Instructions to follow
Would you transcribe the listing that follows, character for character, and omit its images?

* begin Records shown *

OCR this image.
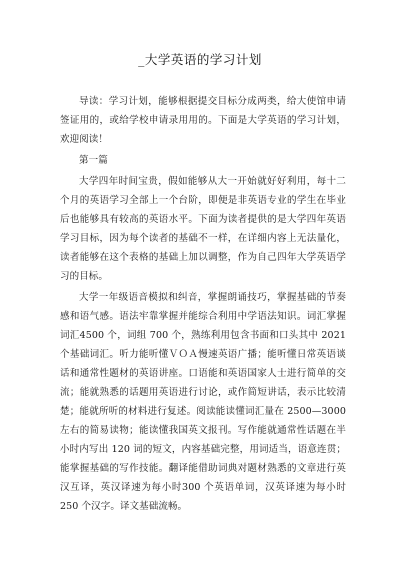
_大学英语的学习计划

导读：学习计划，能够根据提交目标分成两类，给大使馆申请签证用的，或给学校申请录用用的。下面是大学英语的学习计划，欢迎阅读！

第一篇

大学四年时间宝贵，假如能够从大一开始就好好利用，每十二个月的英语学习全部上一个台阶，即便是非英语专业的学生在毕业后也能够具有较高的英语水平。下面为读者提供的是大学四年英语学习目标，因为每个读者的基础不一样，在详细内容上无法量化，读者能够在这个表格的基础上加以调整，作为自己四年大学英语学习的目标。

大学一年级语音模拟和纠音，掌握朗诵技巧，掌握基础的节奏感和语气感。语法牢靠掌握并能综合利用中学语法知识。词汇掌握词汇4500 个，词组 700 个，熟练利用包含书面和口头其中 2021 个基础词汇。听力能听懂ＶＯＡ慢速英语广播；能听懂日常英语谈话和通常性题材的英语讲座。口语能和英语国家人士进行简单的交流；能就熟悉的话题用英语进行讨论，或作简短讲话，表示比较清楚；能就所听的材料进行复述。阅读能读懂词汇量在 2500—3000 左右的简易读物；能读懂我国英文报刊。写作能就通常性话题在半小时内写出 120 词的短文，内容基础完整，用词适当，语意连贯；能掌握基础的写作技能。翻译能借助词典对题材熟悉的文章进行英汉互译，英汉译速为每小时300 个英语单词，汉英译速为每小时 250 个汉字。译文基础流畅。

* end Records shown *

Response to the task
OCR this image.
_大学英语的学习计划

导读：学习计划，能够根据提交目标分成两类，给大使馆申请签证用的，或给学校申请录用用的。下面是大学英语的学习计划，欢迎阅读！

第一篇

大学四年时间宝贵，假如能够从大一开始就好好利用，每十二个月的英语学习全部上一个台阶，即便是非英语专业的学生在毕业后也能够具有较高的英语水平。下面为读者提供的是大学四年英语学习目标，因为每个读者的基础不一样，在详细内容上无法量化，读者能够在这个表格的基础上加以调整，作为自己四年大学英语学习的目标。

大学一年级语音模拟和纠音，掌握朗诵技巧，掌握基础的节奏感和语气感。语法牢靠掌握并能综合利用中学语法知识。词汇掌握词汇4500 个，词组 700 个，熟练利用包含书面和口头其中 2021 个基础词汇。听力能听懂ＶＯＡ慢速英语广播；能听懂日常英语谈话和通常性题材的英语讲座。口语能和英语国家人士进行简单的交流；能就熟悉的话题用英语进行讨论，或作简短讲话，表示比较清楚；能就所听的材料进行复述。阅读能读懂词汇量在 2500—3000 左右的简易读物；能读懂我国英文报刊。写作能就通常性话题在半小时内写出 120 词的短文，内容基础完整，用词适当，语意连贯；能掌握基础的写作技能。翻译能借助词典对题材熟悉的文章进行英汉互译，英汉译速为每小时300 个英语单词，汉英译速为每小时 250 个汉字。译文基础流畅。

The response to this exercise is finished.